- Given request 1 -
Please give the rows that follow the text as a Markdown table with the columns "Line No." and "Content". Start at the first row and include everything through the row containing "pin-icon: [65, 601, 79, 615]", leaving out any blank rows.

Commission-merchants, officers, students, deceive the poor girls
from the province or the country, drag them to Paris, and leave them
to perish. At all the great centres of industry, as at Rheims and at
Lille, are societies organized to recruit the houses of sin in Paris.
This is well known to be true of all the large English towns; yet the
law is powerless, and philanthropy interferes with no other result
than that of driving these societies from one post to another.
Can women be expected to believe that the law would be powerless,
if there were a sound public opinion behind it to sustain the law; if
there were any desire on the part of the majority of men that it
should be sustained? "Punish the young girl, if you will," continued
Legouvé; "but punish also the man who has ruined her. She is
already punished,—punished by desertion, punished by dishonor,
punished by remorse, punished by nine months of suffering,
punished by the charge of a child to be reared. Let him, then, be
struck in his turn. If not, it is no longer public modesty that you
defend: it is the 'lord paramount,' the vilest of the rights of the
'seigneur.'"
In the laws which regard single women, we object, then,—

1. To the withholding of the elective franchise.


2. To the law's preference of males, and the issue of males, in
the division of estates.
3. We object to the estimate of woman which the law sustains,
which shuts her out from all public employment, for many
branches of which she is better fitted than man.
4. We object to that estimate of woman's chastity which makes
its existence or non-existence of importance only as it affects
the comfort or income of man.

We do not mean that the present interpretation of the common law


does not sometimes show a more liberal estimate than the law itself,
but rather that the existence of this law, unrepealed, unchristianized,
is a forcible restraint upon the progress of society.
"A legal fiction," says Maine in his "Ancient Law," "signifies any
assumption which conceals, or affects to conceal, the fact, that a
rule of law has undergone alteration, its letter remaining unchanged,
while its operation is modified." Such fictions may be useful in the
infancy of society; but, like absurd formulas and embarrassing
technicalities, they should give way before advancing common
sense, before the diffusion of general intelligence and a common-
school system, which is destined to qualify the humblest man for a
full understanding of the law under which he lives.
We have now to consider the laws concerning married women. "On
whatsoever branch of jurisprudence may lie the charge," says a late
reviewer, "of working the heaviest sum of suffering, perhaps we shall
not err in saying that the sharpest and cruellest pangs are those
which have been inflicted by our marriage-laws." In making our
abstracts, we have need to avoid the absurd complications which
confuse, not only simple-minded people, but lawyers themselves;
and, to avoid any charge of ignorance or mistake, we will, as far as
possible, adopt the language of Mrs. Bodichon's "Summary," which
has stood for six years before the English public without
impeachment.
We shall not discuss the question, as to what constitutes fitness for
marriage in the eye of the law. In Scotland and in England, the
consent of the parties is said to be the "essence of marriage;" but,
alas! in how many cases is this "consent" taken for granted only, it
being, in fact, the most baseless of legal fictions!
In commenting on the English law as compared with the Scotch, the
reviewer adds, "A code so unsatisfactory, so unsettled, and by every
alteration coming so palpably near to their own system, is one which
Scotchmen may be pardoned for declining further to consider, and
which certainly they cannot be expected to recognize as the model
to which their own should be conformed."

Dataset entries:
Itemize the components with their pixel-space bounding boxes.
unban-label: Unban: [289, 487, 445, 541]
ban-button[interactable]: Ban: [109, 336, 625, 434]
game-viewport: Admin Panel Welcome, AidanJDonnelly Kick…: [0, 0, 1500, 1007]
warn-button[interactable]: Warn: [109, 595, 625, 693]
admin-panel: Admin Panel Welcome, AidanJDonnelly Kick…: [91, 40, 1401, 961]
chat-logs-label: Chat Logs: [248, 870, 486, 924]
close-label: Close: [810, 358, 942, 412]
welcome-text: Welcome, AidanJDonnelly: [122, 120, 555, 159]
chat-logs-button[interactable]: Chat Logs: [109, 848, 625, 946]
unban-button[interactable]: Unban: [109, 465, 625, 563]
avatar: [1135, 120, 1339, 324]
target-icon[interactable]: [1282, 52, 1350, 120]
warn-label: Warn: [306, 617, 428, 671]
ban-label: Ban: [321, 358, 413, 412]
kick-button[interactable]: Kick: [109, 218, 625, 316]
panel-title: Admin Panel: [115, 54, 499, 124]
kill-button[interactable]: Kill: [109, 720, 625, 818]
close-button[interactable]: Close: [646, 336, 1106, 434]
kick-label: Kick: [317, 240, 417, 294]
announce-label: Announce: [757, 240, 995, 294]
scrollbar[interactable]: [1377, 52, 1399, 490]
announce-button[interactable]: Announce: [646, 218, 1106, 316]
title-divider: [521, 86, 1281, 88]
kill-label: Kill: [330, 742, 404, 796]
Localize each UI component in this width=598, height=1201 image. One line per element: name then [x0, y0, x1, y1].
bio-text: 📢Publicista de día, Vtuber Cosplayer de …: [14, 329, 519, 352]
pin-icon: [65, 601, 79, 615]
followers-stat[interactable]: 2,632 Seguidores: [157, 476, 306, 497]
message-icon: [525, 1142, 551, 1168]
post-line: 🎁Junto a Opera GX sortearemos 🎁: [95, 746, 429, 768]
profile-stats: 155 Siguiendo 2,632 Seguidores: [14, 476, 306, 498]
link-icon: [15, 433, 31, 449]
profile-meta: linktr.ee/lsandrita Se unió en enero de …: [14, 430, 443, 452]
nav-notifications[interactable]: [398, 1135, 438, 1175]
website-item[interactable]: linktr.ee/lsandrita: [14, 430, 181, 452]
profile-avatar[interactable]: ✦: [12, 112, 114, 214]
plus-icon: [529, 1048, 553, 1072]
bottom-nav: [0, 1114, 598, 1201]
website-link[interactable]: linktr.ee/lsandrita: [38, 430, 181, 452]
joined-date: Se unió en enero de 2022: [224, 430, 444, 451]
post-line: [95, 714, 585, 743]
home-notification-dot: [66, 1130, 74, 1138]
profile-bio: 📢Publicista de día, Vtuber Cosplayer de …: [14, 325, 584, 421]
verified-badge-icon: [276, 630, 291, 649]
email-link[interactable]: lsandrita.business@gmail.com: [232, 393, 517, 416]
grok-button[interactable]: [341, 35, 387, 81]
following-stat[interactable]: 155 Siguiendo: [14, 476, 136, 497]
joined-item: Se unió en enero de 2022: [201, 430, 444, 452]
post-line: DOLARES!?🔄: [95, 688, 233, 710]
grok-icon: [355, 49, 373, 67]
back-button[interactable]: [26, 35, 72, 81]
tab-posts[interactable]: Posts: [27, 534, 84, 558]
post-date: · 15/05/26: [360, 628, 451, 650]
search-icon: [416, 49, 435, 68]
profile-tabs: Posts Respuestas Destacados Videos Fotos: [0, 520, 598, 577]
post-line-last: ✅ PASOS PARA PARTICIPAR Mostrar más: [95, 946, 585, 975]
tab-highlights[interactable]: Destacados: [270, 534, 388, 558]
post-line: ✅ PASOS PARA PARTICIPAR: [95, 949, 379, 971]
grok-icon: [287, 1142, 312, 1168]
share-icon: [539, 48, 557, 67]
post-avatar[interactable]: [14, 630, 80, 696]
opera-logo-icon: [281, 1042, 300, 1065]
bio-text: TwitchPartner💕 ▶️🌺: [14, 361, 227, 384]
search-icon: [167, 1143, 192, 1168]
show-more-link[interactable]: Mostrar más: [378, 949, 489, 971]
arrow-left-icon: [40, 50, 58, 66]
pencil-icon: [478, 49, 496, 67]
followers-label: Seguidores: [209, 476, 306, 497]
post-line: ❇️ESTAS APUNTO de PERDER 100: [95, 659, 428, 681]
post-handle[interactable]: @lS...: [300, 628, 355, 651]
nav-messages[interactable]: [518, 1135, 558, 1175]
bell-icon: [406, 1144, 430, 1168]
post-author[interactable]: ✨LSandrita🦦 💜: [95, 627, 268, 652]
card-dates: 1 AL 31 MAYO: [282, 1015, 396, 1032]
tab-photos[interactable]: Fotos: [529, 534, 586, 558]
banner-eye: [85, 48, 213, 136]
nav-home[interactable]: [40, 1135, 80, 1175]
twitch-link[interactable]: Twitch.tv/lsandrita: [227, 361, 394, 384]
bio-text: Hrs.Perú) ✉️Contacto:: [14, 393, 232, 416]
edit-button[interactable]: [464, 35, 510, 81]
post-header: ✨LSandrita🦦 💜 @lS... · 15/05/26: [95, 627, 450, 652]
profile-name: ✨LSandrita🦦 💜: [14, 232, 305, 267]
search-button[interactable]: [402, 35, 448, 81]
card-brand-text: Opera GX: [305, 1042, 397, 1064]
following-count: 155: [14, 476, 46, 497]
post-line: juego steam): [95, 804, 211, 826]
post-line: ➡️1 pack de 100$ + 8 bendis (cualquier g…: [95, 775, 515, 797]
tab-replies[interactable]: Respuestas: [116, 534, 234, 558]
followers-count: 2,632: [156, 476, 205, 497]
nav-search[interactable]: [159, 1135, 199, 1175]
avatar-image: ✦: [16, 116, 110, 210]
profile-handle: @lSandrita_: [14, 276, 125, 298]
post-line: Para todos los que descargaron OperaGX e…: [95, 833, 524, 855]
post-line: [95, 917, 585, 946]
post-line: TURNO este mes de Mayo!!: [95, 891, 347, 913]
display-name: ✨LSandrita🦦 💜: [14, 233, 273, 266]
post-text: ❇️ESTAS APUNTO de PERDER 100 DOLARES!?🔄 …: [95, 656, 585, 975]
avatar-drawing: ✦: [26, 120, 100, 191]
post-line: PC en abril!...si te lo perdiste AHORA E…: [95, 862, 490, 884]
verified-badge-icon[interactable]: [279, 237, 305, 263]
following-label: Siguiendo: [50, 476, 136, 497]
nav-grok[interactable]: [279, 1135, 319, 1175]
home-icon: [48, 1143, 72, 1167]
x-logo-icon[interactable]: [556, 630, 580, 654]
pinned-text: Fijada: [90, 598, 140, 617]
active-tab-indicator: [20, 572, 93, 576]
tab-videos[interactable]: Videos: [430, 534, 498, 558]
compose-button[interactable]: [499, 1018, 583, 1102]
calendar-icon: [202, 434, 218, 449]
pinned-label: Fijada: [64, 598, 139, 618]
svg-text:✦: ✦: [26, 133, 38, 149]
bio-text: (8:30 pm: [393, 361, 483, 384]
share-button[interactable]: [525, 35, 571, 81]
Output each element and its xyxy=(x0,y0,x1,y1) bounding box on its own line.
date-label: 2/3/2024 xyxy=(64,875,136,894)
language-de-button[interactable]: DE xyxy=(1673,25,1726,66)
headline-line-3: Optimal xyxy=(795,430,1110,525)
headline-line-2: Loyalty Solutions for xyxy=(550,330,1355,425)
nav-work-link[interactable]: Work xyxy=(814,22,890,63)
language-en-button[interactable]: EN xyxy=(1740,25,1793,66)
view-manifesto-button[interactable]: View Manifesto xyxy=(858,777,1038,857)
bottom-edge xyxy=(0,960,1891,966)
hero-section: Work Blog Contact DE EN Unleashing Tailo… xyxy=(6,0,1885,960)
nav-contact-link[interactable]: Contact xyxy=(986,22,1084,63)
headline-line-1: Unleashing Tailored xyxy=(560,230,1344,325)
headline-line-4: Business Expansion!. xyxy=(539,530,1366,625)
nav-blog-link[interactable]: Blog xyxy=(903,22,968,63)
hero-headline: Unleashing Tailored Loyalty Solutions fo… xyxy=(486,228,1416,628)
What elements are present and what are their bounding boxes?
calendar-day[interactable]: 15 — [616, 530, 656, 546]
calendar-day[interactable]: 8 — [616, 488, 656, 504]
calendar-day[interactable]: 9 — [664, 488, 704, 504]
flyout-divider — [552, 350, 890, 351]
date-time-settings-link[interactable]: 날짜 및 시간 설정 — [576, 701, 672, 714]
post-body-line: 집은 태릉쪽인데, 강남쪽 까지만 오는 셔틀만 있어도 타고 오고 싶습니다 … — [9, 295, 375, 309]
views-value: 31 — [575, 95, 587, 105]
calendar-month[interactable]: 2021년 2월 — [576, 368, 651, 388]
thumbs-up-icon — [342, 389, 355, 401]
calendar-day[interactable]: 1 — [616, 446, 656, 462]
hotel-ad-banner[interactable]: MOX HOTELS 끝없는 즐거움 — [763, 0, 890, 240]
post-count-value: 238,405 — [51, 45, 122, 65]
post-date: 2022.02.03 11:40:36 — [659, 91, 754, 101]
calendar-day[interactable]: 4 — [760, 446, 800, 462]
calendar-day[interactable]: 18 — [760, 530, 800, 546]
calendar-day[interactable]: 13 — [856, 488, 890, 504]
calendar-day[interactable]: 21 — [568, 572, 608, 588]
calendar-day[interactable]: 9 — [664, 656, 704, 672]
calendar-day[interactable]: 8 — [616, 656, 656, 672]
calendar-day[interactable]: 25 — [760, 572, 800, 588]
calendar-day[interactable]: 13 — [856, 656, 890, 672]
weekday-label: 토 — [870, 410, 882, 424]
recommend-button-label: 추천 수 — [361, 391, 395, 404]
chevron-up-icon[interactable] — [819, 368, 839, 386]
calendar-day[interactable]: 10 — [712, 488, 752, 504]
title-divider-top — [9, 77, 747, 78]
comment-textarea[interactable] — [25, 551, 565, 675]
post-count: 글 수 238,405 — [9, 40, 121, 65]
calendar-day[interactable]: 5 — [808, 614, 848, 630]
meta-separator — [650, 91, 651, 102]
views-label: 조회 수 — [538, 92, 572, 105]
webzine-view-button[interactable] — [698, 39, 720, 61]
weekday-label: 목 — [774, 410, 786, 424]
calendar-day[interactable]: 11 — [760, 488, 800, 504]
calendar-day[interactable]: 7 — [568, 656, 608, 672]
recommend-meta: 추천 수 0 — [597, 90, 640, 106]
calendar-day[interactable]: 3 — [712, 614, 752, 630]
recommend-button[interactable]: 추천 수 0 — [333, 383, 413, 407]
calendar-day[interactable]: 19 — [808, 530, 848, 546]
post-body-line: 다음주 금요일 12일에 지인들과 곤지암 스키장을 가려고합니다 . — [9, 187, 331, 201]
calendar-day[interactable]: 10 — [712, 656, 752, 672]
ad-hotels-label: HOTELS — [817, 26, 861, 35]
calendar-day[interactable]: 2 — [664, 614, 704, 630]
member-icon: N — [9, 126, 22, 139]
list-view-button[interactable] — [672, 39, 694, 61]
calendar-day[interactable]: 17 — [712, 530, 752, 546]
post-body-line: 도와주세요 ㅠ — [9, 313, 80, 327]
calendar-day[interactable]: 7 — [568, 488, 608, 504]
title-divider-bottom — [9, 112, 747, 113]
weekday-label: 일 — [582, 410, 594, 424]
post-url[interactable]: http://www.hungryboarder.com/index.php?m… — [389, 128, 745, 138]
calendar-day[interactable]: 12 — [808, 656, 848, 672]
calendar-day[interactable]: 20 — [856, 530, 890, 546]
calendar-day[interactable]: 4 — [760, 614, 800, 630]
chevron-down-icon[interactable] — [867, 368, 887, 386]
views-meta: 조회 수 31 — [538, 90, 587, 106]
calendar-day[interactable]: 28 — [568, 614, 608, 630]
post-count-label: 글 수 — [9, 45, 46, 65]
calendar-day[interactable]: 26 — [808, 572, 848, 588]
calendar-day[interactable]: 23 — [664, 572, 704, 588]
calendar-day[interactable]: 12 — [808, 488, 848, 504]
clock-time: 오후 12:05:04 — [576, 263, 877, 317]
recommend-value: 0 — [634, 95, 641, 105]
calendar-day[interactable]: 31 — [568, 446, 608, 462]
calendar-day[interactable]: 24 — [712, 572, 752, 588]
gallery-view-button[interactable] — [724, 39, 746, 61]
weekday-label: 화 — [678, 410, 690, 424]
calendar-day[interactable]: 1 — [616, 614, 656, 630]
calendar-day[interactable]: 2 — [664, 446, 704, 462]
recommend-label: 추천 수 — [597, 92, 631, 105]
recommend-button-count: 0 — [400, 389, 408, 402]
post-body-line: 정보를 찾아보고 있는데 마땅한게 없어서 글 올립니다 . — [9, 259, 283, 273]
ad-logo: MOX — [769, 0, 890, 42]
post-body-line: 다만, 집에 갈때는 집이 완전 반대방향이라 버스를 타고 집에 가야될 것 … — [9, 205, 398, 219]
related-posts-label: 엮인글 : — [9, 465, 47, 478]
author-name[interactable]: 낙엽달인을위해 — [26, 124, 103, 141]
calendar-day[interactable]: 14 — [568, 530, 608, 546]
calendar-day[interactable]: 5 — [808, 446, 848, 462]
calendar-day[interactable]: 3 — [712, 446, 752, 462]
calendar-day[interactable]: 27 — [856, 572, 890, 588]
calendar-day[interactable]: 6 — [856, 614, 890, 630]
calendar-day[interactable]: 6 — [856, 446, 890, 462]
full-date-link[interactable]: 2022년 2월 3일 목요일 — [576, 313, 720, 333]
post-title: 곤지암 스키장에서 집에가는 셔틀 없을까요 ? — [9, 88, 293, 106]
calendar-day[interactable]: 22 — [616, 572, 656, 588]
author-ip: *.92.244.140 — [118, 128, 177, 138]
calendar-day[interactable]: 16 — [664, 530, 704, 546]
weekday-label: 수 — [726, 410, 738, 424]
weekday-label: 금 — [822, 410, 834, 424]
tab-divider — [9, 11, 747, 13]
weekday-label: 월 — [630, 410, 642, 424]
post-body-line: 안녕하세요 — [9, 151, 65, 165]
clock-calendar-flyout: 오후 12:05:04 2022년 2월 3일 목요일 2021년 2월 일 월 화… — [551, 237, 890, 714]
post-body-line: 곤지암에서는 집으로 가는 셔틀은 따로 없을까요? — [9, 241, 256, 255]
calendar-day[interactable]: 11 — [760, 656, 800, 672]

- Given request 2 -
In the text on women's legal status, which two great centers of industry are named as having societies organized to recruit for the houses of sin in Paris?

- Written response 1 -
| Line No. | Content |
|---|---|
| 1 | Itemize the components with their pixel-space bounding boxes. |
| 2 | unban-label: Unban: [289, 487, 445, 541] |
| 3 | ban-button[interactable]: Ban: [109, 336, 625, 434] |
| 4 | game-viewport: Admin Panel Welcome, AidanJDonnelly Kick…: [0, 0, 1500, 1007] |
| 5 | warn-button[interactable]: Warn: [109, 595, 625, 693] |
| 6 | admin-panel: Admin Panel Welcome, AidanJDonnelly Kick…: [91, 40, 1401, 961] |
| 7 | chat-logs-label: Chat Logs: [248, 870, 486, 924] |
| 8 | close-label: Close: [810, 358, 942, 412] |
| 9 | welcome-text: Welcome, AidanJDonnelly: [122, 120, 555, 159] |
| 10 | chat-logs-button[interactable]: Chat Logs: [109, 848, 625, 946] |
| 11 | unban-button[interactable]: Unban: [109, 465, 625, 563] |
| 12 | avatar: [1135, 120, 1339, 324] |
| 13 | target-icon[interactable]: [1282, 52, 1350, 120] |
| 14 | warn-label: Warn: [306, 617, 428, 671] |
| 15 | ban-label: Ban: [321, 358, 413, 412] |
| 16 | kick-button[interactable]: Kick: [109, 218, 625, 316] |
| 17 | panel-title: Admin Panel: [115, 54, 499, 124] |
| 18 | kill-button[interactable]: Kill: [109, 720, 625, 818] |
| 19 | close-button[interactable]: Close: [646, 336, 1106, 434] |
| 20 | kick-label: Kick: [317, 240, 417, 294] |
| 21 | announce-label: Announce: [757, 240, 995, 294] |
| 22 | scrollbar[interactable]: [1377, 52, 1399, 490] |
| 23 | announce-button[interactable]: Announce: [646, 218, 1106, 316] |
| 24 | title-divider: [521, 86, 1281, 88] |
| 25 | kill-label: Kill: [330, 742, 404, 796] |
| 26 | Localize each UI component in this width=598, height=1201 image. One line per element: name then [x0, y0, x1, y1]. |
| 27 | bio-text: 📢Publicista de día, Vtuber Cosplayer de …: [14, 329, 519, 352] |
| 28 | pin-icon: [65, 601, 79, 615] |

- Written response 2 -
Rheims and Lille.